Dataset records:
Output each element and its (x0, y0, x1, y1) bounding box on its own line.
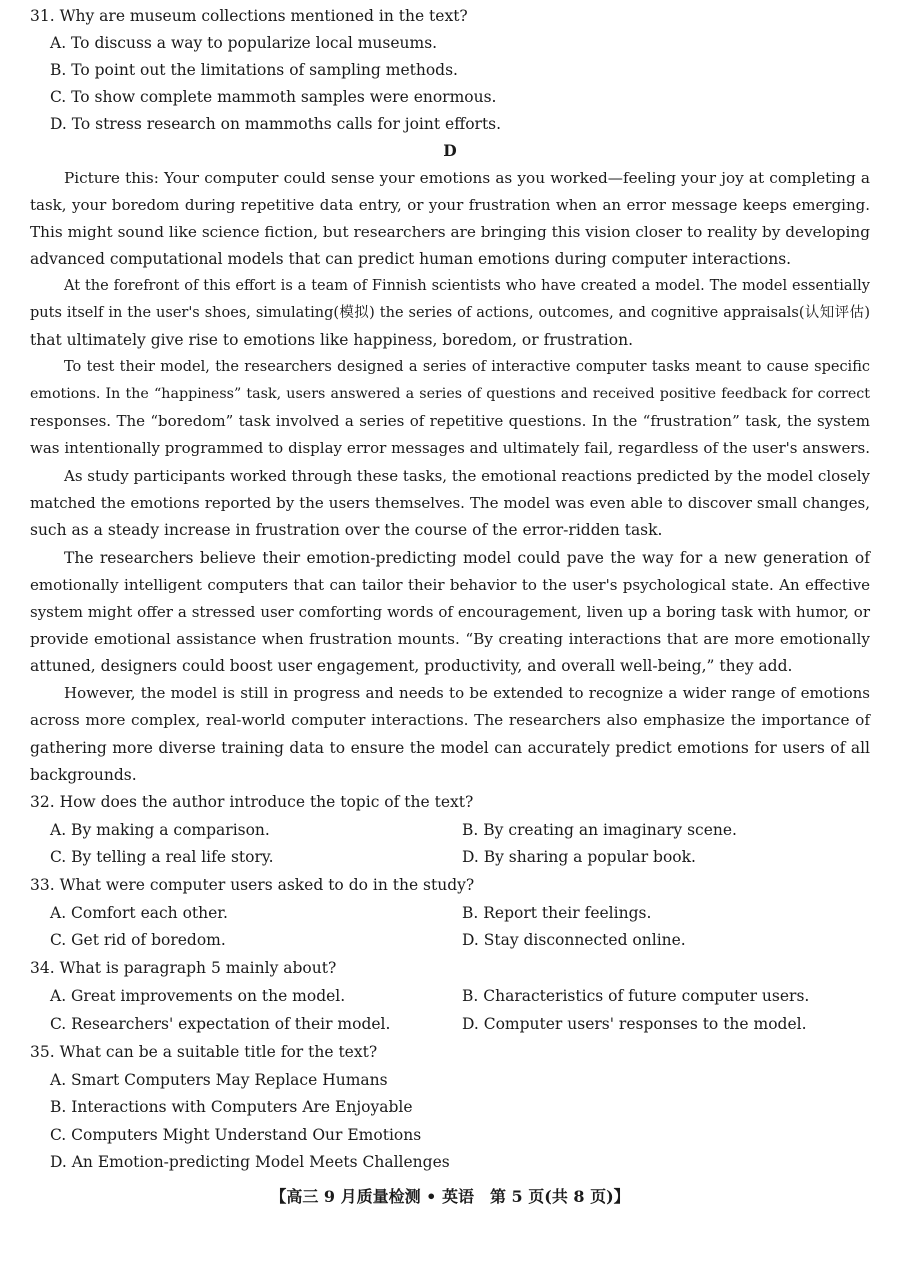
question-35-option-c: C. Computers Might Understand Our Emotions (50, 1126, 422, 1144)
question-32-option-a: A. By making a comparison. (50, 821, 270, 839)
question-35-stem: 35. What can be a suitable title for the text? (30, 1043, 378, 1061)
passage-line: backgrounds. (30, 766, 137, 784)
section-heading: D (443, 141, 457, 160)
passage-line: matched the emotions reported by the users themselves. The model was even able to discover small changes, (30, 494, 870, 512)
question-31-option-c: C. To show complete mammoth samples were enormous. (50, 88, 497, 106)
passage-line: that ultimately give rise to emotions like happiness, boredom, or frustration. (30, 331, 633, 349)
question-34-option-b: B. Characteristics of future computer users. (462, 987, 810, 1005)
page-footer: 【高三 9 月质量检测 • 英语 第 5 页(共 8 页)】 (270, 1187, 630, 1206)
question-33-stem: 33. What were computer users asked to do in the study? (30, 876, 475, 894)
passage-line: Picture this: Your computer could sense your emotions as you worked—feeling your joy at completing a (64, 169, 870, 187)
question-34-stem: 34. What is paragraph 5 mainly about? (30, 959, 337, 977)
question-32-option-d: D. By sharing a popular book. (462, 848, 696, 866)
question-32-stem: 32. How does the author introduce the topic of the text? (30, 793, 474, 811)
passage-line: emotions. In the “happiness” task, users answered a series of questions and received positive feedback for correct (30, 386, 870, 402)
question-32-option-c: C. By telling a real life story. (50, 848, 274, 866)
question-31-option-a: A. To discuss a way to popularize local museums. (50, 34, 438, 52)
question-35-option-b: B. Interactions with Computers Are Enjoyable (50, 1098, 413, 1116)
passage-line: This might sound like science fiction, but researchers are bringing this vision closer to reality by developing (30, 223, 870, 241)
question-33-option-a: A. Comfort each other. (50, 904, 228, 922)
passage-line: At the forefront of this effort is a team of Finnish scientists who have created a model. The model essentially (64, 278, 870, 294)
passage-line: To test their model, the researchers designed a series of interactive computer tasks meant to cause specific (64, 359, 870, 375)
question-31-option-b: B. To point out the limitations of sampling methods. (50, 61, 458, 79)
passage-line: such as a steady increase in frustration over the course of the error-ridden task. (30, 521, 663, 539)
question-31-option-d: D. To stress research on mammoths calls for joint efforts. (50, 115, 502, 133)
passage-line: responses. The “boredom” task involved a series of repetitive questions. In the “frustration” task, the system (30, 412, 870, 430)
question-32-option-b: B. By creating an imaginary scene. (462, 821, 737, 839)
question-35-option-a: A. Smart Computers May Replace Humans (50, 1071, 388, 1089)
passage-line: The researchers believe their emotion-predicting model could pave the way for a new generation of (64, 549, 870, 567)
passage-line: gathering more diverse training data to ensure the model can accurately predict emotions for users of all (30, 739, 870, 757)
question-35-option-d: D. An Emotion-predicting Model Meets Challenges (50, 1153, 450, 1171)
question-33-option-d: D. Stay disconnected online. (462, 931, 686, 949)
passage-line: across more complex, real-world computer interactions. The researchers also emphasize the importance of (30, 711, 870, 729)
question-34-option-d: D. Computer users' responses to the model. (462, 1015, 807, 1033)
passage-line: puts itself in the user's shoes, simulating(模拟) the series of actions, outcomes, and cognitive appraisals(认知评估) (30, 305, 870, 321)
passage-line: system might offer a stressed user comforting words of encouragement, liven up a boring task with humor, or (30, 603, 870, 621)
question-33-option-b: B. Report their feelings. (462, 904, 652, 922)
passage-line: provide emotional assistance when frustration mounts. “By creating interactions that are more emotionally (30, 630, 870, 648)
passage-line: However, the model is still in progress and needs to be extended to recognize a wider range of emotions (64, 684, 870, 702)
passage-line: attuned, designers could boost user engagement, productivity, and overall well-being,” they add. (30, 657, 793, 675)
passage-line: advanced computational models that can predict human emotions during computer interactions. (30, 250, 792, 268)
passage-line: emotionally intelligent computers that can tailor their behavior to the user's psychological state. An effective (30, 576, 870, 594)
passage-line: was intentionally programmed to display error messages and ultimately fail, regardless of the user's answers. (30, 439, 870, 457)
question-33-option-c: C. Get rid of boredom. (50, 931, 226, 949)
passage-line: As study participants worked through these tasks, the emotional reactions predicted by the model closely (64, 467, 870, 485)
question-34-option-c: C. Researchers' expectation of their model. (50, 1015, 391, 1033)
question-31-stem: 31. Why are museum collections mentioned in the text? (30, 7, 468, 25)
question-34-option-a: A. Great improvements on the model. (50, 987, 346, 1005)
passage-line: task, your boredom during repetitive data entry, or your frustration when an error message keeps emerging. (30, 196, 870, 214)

**EXERCISE DESCRIPTION**
Revise the entries above by replacing every "passage-line" with "text-line" and leaving everything else unchanged. Omit the pictures from your answer.

**RESULT FOR THIS TASK**
Output each element and its (x0, y0, x1, y1) bounding box on its own line.
question-35-option-c: C. Computers Might Understand Our Emotions (50, 1126, 422, 1144)
question-32-option-a: A. By making a comparison. (50, 821, 270, 839)
question-35-stem: 35. What can be a suitable title for the text? (30, 1043, 378, 1061)
text-line: backgrounds. (30, 766, 137, 784)
section-heading: D (443, 141, 457, 160)
text-line: matched the emotions reported by the users themselves. The model was even able to discover small changes, (30, 494, 870, 512)
question-31-option-c: C. To show complete mammoth samples were enormous. (50, 88, 497, 106)
text-line: that ultimately give rise to emotions like happiness, boredom, or frustration. (30, 331, 633, 349)
question-34-option-b: B. Characteristics of future computer users. (462, 987, 810, 1005)
page-footer: 【高三 9 月质量检测 • 英语 第 5 页(共 8 页)】 (270, 1187, 630, 1206)
question-33-stem: 33. What were computer users asked to do in the study? (30, 876, 475, 894)
text-line: Picture this: Your computer could sense your emotions as you worked—feeling your joy at completing a (64, 169, 870, 187)
question-34-stem: 34. What is paragraph 5 mainly about? (30, 959, 337, 977)
question-32-option-d: D. By sharing a popular book. (462, 848, 696, 866)
question-32-stem: 32. How does the author introduce the topic of the text? (30, 793, 474, 811)
text-line: emotions. In the “happiness” task, users answered a series of questions and received positive feedback for correct (30, 386, 870, 402)
question-32-option-c: C. By telling a real life story. (50, 848, 274, 866)
question-31-option-a: A. To discuss a way to popularize local museums. (50, 34, 438, 52)
question-35-option-b: B. Interactions with Computers Are Enjoyable (50, 1098, 413, 1116)
text-line: This might sound like science fiction, but researchers are bringing this vision closer to reality by developing (30, 223, 870, 241)
question-33-option-a: A. Comfort each other. (50, 904, 228, 922)
text-line: At the forefront of this effort is a team of Finnish scientists who have created a model. The model essentially (64, 278, 870, 294)
text-line: To test their model, the researchers designed a series of interactive computer tasks meant to cause specific (64, 359, 870, 375)
question-31-option-b: B. To point out the limitations of sampling methods. (50, 61, 458, 79)
text-line: such as a steady increase in frustration over the course of the error-ridden task. (30, 521, 663, 539)
question-31-option-d: D. To stress research on mammoths calls for joint efforts. (50, 115, 502, 133)
text-line: responses. The “boredom” task involved a series of repetitive questions. In the “frustration” task, the system (30, 412, 870, 430)
question-32-option-b: B. By creating an imaginary scene. (462, 821, 737, 839)
question-35-option-a: A. Smart Computers May Replace Humans (50, 1071, 388, 1089)
text-line: The researchers believe their emotion-predicting model could pave the way for a new generation of (64, 549, 870, 567)
text-line: gathering more diverse training data to ensure the model can accurately predict emotions for users of all (30, 739, 870, 757)
question-35-option-d: D. An Emotion-predicting Model Meets Challenges (50, 1153, 450, 1171)
question-33-option-d: D. Stay disconnected online. (462, 931, 686, 949)
text-line: across more complex, real-world computer interactions. The researchers also emphasize the importance of (30, 711, 870, 729)
question-34-option-d: D. Computer users' responses to the model. (462, 1015, 807, 1033)
text-line: puts itself in the user's shoes, simulating(模拟) the series of actions, outcomes, and cognitive appraisals(认知评估) (30, 305, 870, 321)
text-line: system might offer a stressed user comforting words of encouragement, liven up a boring task with humor, or (30, 603, 870, 621)
question-33-option-b: B. Report their feelings. (462, 904, 652, 922)
text-line: provide emotional assistance when frustration mounts. “By creating interactions that are more emotionally (30, 630, 870, 648)
text-line: However, the model is still in progress and needs to be extended to recognize a wider range of emotions (64, 684, 870, 702)
text-line: attuned, designers could boost user engagement, productivity, and overall well-being,” they add. (30, 657, 793, 675)
text-line: advanced computational models that can predict human emotions during computer interactions. (30, 250, 792, 268)
text-line: emotionally intelligent computers that can tailor their behavior to the user's psychological state. An effective (30, 576, 870, 594)
text-line: was intentionally programmed to display error messages and ultimately fail, regardless of the user's answers. (30, 439, 870, 457)
question-33-option-c: C. Get rid of boredom. (50, 931, 226, 949)
text-line: As study participants worked through these tasks, the emotional reactions predicted by the model closely (64, 467, 870, 485)
question-34-option-c: C. Researchers' expectation of their model. (50, 1015, 391, 1033)
question-31-stem: 31. Why are museum collections mentioned in the text? (30, 7, 468, 25)
question-34-option-a: A. Great improvements on the model. (50, 987, 346, 1005)
text-line: task, your boredom during repetitive data entry, or your frustration when an error message keeps emerging. (30, 196, 870, 214)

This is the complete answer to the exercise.